* **REQUIREMENT**
Copy every line of the listing below word for word, but leave out the pictures.

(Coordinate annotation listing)
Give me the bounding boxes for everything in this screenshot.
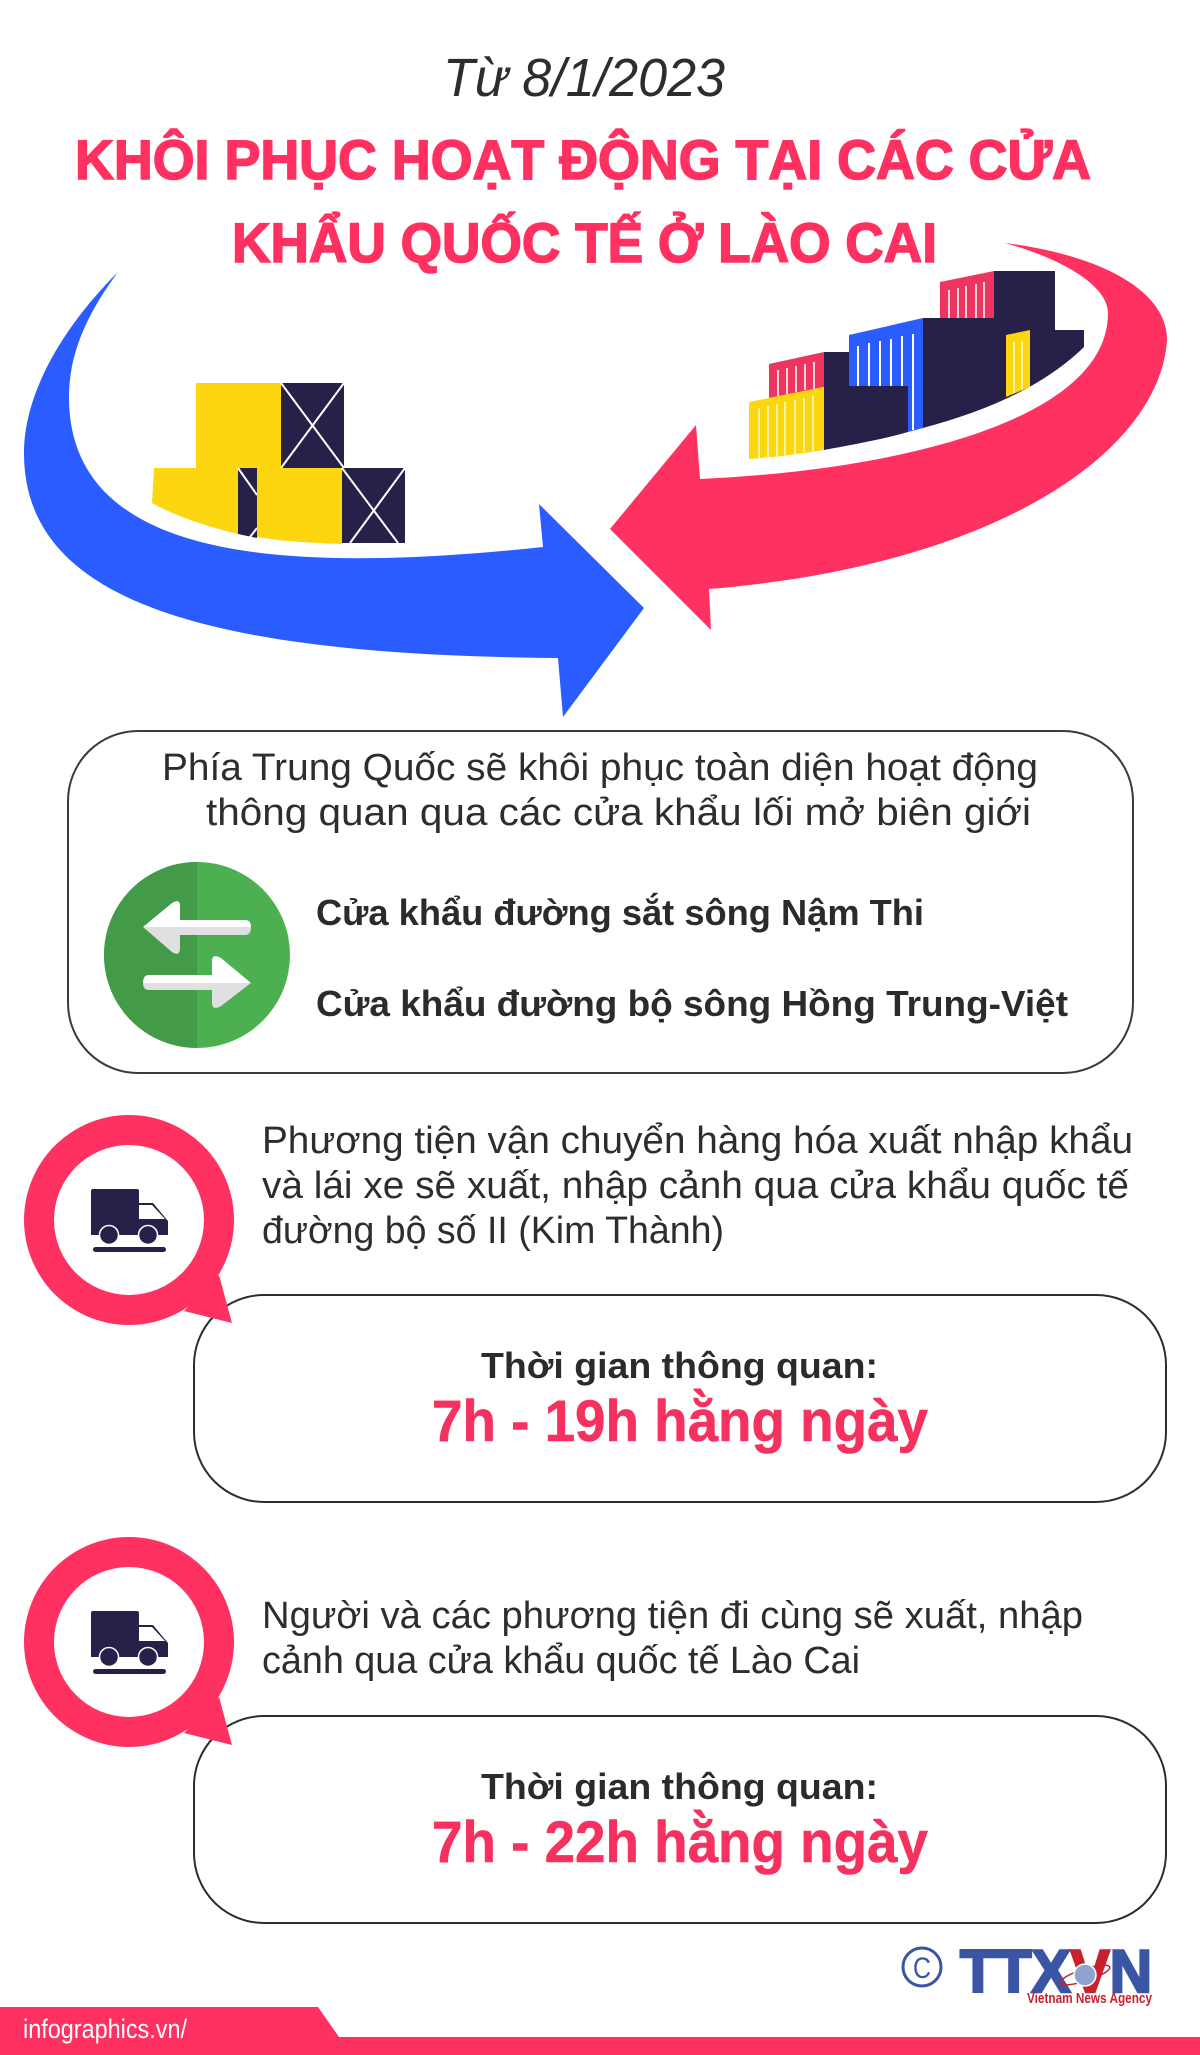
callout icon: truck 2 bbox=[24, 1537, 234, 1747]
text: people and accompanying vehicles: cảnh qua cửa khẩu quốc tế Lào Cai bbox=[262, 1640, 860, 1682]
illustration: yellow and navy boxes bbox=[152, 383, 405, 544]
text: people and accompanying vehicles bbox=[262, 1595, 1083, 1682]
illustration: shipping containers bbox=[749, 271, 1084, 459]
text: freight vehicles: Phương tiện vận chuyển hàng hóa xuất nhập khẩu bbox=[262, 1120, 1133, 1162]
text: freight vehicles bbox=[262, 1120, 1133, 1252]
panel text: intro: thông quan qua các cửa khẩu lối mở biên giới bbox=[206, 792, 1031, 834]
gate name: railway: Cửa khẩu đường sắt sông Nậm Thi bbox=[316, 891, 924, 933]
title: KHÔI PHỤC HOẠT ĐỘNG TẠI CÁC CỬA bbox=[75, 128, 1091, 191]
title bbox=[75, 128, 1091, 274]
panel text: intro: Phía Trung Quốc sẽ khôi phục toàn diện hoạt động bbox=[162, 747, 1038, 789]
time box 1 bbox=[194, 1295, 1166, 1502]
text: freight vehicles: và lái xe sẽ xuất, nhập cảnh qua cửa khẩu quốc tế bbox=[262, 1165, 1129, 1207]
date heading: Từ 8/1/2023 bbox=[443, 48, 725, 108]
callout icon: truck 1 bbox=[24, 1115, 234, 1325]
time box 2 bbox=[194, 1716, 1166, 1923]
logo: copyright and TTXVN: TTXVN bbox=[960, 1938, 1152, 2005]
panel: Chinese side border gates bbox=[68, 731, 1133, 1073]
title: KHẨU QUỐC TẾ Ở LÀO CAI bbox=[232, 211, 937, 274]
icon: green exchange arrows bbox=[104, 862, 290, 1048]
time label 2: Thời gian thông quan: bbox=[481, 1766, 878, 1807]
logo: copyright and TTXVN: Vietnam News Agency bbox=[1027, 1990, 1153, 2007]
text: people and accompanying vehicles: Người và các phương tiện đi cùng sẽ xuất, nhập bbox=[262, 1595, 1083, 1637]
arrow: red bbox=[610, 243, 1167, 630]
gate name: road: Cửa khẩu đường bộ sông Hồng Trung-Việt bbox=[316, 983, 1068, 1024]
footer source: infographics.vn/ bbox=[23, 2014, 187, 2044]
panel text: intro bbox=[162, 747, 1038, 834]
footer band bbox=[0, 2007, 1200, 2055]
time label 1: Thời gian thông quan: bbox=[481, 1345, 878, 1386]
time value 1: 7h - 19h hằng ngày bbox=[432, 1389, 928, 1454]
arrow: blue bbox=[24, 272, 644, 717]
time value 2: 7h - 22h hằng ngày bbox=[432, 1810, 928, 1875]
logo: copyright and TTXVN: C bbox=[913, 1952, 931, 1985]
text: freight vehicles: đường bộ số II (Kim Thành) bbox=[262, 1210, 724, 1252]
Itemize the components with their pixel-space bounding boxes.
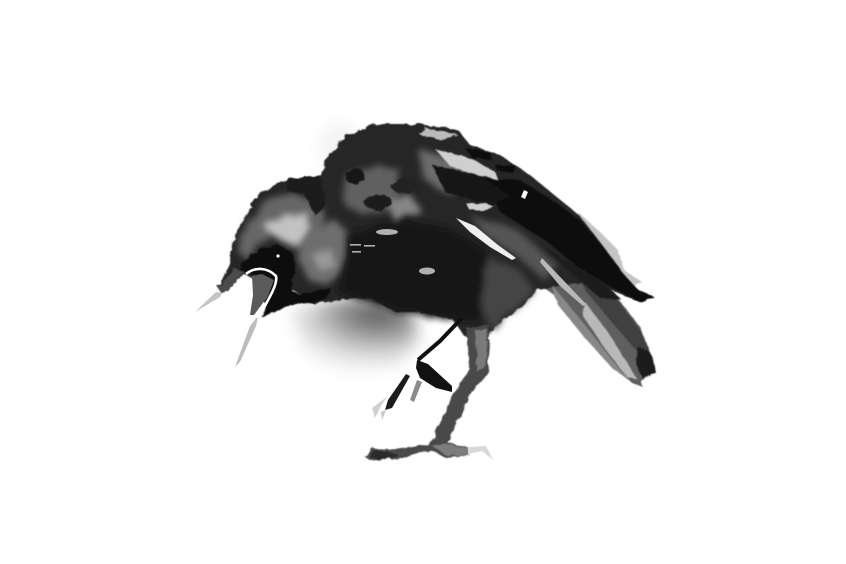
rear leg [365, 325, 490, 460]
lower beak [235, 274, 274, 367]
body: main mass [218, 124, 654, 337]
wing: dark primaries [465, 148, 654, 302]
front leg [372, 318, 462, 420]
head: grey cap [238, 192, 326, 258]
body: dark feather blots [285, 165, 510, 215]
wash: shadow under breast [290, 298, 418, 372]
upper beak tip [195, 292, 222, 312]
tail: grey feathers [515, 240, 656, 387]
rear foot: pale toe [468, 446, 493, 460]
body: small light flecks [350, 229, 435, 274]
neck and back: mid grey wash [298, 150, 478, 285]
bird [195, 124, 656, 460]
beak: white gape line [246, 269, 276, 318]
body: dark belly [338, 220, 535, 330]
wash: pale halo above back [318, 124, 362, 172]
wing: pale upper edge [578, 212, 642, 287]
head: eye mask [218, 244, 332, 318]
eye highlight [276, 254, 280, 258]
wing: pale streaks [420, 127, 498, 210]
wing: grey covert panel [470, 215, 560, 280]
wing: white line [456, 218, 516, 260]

* **WORKED SOLUTION**
Give me the bounding boxes for everything in this screenshot.
callout icon: truck 2 bbox=[24, 1537, 234, 1747]
text: people and accompanying vehicles: cảnh qua cửa khẩu quốc tế Lào Cai bbox=[262, 1640, 860, 1682]
illustration: yellow and navy boxes bbox=[152, 383, 405, 544]
text: people and accompanying vehicles bbox=[262, 1595, 1083, 1682]
illustration: shipping containers bbox=[749, 271, 1084, 459]
text: freight vehicles: Phương tiện vận chuyển hàng hóa xuất nhập khẩu bbox=[262, 1120, 1133, 1162]
text: freight vehicles bbox=[262, 1120, 1133, 1252]
panel text: intro: thông quan qua các cửa khẩu lối mở biên giới bbox=[206, 792, 1031, 834]
gate name: railway: Cửa khẩu đường sắt sông Nậm Thi bbox=[316, 891, 924, 933]
title: KHÔI PHỤC HOẠT ĐỘNG TẠI CÁC CỬA bbox=[75, 128, 1091, 191]
title bbox=[75, 128, 1091, 274]
panel text: intro: Phía Trung Quốc sẽ khôi phục toàn diện hoạt động bbox=[162, 747, 1038, 789]
time box 1 bbox=[194, 1295, 1166, 1502]
text: freight vehicles: và lái xe sẽ xuất, nhập cảnh qua cửa khẩu quốc tế bbox=[262, 1165, 1129, 1207]
date heading: Từ 8/1/2023 bbox=[443, 48, 725, 108]
callout icon: truck 1 bbox=[24, 1115, 234, 1325]
time box 2 bbox=[194, 1716, 1166, 1923]
logo: copyright and TTXVN: TTXVN bbox=[960, 1938, 1152, 2005]
panel: Chinese side border gates bbox=[68, 731, 1133, 1073]
title: KHẨU QUỐC TẾ Ở LÀO CAI bbox=[232, 211, 937, 274]
icon: green exchange arrows bbox=[104, 862, 290, 1048]
time label 2: Thời gian thông quan: bbox=[481, 1766, 878, 1807]
logo: copyright and TTXVN: Vietnam News Agency bbox=[1027, 1990, 1153, 2007]
text: people and accompanying vehicles: Người và các phương tiện đi cùng sẽ xuất, nhập bbox=[262, 1595, 1083, 1637]
arrow: red bbox=[610, 243, 1167, 630]
gate name: road: Cửa khẩu đường bộ sông Hồng Trung-Việt bbox=[316, 983, 1068, 1024]
footer source: infographics.vn/ bbox=[23, 2014, 187, 2044]
panel text: intro bbox=[162, 747, 1038, 834]
footer band bbox=[0, 2007, 1200, 2055]
time label 1: Thời gian thông quan: bbox=[481, 1345, 878, 1386]
time value 1: 7h - 19h hằng ngày bbox=[432, 1389, 928, 1454]
arrow: blue bbox=[24, 272, 644, 717]
time value 2: 7h - 22h hằng ngày bbox=[432, 1810, 928, 1875]
logo: copyright and TTXVN: C bbox=[913, 1952, 931, 1985]
text: freight vehicles: đường bộ số II (Kim Thành) bbox=[262, 1210, 724, 1252]
Itemize the components with their pixel-space bounding boxes.
rear leg [365, 325, 490, 460]
lower beak [235, 274, 274, 367]
body: main mass [218, 124, 654, 337]
wing: dark primaries [465, 148, 654, 302]
front leg [372, 318, 462, 420]
head: grey cap [238, 192, 326, 258]
body: dark feather blots [285, 165, 510, 215]
wash: shadow under breast [290, 298, 418, 372]
upper beak tip [195, 292, 222, 312]
tail: grey feathers [515, 240, 656, 387]
rear foot: pale toe [468, 446, 493, 460]
body: small light flecks [350, 229, 435, 274]
neck and back: mid grey wash [298, 150, 478, 285]
bird [195, 124, 656, 460]
beak: white gape line [246, 269, 276, 318]
body: dark belly [338, 220, 535, 330]
wash: pale halo above back [318, 124, 362, 172]
wing: pale upper edge [578, 212, 642, 287]
head: eye mask [218, 244, 332, 318]
eye highlight [276, 254, 280, 258]
wing: pale streaks [420, 127, 498, 210]
wing: grey covert panel [470, 215, 560, 280]
wing: white line [456, 218, 516, 260]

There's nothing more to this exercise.